§ **PROBLEM REQUIREMENTS**
Spot each line in the data below containing "name" and copy it.

§ **SUPPLIED DATA**

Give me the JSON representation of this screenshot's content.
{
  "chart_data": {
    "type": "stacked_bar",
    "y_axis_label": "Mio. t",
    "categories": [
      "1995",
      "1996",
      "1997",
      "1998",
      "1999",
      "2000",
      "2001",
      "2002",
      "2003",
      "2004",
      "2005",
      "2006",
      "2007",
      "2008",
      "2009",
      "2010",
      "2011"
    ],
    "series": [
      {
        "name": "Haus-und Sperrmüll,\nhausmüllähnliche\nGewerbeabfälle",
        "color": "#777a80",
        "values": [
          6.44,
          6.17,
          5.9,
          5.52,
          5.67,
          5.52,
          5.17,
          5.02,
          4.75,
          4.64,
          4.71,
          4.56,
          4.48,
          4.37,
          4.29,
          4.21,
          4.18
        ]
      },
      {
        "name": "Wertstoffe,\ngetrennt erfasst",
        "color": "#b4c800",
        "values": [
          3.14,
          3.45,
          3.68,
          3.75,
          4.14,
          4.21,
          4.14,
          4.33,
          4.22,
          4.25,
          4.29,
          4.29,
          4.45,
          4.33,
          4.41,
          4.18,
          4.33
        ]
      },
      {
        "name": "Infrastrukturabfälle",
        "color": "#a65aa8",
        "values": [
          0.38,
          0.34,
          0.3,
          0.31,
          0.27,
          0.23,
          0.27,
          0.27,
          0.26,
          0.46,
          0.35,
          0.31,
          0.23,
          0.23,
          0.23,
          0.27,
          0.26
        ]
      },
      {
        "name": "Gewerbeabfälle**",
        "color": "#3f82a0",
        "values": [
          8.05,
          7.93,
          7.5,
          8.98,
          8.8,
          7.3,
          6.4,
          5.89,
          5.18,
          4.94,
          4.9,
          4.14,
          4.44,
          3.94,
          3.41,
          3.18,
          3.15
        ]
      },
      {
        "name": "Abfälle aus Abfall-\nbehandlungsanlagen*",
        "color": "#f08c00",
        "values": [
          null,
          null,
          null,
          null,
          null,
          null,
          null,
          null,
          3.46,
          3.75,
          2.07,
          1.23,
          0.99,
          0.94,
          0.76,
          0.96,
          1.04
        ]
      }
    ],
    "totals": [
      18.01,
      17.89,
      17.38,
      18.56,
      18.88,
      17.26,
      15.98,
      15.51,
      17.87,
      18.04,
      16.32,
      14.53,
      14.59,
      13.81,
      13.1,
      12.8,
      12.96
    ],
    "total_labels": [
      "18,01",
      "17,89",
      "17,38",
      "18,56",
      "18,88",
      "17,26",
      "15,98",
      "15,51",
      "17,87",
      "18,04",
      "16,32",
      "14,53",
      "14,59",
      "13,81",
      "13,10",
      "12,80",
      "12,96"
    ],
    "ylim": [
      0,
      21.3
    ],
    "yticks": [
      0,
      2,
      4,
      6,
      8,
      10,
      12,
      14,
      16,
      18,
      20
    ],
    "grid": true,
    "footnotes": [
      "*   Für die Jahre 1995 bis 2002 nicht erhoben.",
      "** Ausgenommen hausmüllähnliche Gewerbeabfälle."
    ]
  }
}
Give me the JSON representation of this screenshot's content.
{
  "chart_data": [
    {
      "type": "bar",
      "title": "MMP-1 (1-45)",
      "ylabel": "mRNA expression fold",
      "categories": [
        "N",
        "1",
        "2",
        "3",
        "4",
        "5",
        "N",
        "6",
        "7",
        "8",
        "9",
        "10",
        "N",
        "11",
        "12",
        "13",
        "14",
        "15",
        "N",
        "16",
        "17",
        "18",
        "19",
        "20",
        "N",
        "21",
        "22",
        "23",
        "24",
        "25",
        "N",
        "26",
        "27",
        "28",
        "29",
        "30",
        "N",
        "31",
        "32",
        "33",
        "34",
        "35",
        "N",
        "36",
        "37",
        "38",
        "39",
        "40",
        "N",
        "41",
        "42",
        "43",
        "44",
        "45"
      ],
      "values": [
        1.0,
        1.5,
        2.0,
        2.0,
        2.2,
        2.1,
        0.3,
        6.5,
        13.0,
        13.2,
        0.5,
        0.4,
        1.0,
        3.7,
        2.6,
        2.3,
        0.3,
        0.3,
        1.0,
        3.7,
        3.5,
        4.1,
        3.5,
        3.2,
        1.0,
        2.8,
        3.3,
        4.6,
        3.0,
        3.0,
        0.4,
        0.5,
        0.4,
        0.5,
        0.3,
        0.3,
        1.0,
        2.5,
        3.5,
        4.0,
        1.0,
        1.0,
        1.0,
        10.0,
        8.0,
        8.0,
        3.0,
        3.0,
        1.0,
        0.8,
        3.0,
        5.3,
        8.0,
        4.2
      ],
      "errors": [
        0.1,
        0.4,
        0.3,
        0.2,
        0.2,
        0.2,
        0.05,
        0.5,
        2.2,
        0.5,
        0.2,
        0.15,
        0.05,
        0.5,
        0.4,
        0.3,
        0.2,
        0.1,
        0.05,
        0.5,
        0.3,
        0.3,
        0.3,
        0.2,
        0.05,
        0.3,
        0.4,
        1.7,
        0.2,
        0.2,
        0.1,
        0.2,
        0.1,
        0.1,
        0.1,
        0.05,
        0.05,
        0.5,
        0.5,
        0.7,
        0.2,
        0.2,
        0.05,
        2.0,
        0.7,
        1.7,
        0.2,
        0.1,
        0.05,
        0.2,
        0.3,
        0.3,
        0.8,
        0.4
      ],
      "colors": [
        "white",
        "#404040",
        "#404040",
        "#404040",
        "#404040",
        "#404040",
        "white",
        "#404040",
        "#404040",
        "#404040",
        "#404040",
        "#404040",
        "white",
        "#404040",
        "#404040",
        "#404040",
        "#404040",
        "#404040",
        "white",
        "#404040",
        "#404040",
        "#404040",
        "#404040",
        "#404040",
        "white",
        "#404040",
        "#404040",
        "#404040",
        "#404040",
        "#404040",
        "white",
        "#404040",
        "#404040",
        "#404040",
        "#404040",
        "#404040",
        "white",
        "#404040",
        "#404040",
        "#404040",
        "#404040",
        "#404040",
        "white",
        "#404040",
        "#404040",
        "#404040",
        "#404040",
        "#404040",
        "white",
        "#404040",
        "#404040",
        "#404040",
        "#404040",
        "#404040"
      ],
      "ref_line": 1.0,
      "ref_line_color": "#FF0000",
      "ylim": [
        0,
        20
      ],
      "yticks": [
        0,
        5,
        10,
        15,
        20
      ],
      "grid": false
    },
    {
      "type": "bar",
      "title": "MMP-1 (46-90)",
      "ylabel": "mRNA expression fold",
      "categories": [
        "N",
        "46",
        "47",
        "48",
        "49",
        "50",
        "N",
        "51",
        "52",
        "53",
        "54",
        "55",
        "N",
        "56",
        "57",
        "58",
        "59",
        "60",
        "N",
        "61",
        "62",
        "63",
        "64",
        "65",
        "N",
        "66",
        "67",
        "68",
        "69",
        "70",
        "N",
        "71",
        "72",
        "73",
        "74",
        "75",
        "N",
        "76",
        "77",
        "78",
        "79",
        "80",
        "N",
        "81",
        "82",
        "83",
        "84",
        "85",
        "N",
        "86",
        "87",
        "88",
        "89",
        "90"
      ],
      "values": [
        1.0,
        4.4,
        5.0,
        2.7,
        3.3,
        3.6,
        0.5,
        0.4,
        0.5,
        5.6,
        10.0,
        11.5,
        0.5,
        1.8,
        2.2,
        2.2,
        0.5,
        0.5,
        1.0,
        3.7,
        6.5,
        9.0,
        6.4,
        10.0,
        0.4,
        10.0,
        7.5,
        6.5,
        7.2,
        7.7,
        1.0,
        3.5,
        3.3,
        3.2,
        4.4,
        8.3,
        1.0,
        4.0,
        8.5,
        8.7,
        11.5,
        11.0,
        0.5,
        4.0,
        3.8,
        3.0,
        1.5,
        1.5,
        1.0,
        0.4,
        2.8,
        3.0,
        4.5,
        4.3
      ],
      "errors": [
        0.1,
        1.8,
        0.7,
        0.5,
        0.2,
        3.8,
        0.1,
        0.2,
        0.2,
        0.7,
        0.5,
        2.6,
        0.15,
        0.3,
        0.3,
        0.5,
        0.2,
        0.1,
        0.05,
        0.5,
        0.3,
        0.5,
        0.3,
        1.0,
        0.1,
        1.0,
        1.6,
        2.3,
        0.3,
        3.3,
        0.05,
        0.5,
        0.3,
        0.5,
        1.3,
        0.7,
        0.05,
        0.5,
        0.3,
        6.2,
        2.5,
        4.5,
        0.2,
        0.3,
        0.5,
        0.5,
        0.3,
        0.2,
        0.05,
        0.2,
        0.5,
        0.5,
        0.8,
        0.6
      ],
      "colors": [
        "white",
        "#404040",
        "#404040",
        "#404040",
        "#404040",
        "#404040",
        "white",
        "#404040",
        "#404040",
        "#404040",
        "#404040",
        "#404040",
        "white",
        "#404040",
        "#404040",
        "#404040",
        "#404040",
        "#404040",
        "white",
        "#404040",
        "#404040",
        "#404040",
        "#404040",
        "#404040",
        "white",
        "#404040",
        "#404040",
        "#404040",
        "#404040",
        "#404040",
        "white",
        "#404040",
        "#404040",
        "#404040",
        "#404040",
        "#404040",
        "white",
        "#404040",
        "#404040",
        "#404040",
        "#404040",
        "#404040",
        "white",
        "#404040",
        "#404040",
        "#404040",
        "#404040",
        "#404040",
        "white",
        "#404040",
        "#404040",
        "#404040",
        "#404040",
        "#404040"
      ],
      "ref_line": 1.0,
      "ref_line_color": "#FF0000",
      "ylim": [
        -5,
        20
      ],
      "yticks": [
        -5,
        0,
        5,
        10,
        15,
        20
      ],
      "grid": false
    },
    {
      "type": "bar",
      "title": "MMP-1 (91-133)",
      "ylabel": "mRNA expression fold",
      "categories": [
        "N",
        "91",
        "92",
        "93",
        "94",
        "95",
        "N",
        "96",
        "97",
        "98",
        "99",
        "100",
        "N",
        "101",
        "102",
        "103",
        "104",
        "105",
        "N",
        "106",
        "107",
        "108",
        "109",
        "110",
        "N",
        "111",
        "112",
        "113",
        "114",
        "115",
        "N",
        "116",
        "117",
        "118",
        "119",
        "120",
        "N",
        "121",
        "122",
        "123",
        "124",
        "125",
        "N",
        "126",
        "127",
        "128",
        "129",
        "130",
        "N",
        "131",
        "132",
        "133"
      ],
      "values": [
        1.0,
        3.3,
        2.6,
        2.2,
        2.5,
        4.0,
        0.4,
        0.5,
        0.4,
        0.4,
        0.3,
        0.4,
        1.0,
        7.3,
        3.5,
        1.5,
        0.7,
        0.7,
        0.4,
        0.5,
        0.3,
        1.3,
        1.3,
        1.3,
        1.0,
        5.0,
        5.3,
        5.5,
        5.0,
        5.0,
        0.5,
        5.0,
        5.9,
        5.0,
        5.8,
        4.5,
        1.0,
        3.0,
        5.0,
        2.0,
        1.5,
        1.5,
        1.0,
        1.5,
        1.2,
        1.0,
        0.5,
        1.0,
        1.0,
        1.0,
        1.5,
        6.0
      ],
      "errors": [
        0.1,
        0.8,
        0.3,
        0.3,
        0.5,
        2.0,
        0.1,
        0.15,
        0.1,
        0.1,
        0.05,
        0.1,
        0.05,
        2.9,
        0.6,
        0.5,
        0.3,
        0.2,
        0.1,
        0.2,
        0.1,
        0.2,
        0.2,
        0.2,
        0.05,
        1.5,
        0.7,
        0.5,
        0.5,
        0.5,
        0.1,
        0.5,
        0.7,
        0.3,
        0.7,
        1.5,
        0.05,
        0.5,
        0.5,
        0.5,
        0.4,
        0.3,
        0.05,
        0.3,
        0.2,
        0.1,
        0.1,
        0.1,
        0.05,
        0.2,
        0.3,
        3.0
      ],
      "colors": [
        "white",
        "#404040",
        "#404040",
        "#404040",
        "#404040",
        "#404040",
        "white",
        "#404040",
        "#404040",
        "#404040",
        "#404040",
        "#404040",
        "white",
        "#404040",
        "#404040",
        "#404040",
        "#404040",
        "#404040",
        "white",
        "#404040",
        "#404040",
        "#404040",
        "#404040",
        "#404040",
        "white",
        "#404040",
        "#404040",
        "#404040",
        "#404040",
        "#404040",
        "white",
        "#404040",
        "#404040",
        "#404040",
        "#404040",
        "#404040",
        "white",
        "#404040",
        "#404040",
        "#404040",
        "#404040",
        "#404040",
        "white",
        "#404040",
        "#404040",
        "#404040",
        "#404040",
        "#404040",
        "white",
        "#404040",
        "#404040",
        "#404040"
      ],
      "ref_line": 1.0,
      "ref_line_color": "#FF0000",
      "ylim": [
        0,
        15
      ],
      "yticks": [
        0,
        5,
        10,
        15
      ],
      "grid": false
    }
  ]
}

§ **YOUR SOLUTION**
        "name": "Haus-und Sperrmüll,\nhausmüllähnliche\nGewerbeabfälle",
        "name": "Wertstoffe,\ngetrennt erfasst",
        "name": "Infrastrukturabfälle",
        "name": "Gewerbeabfälle**",
        "name": "Abfälle aus Abfall-\nbehandlungsanlagen*",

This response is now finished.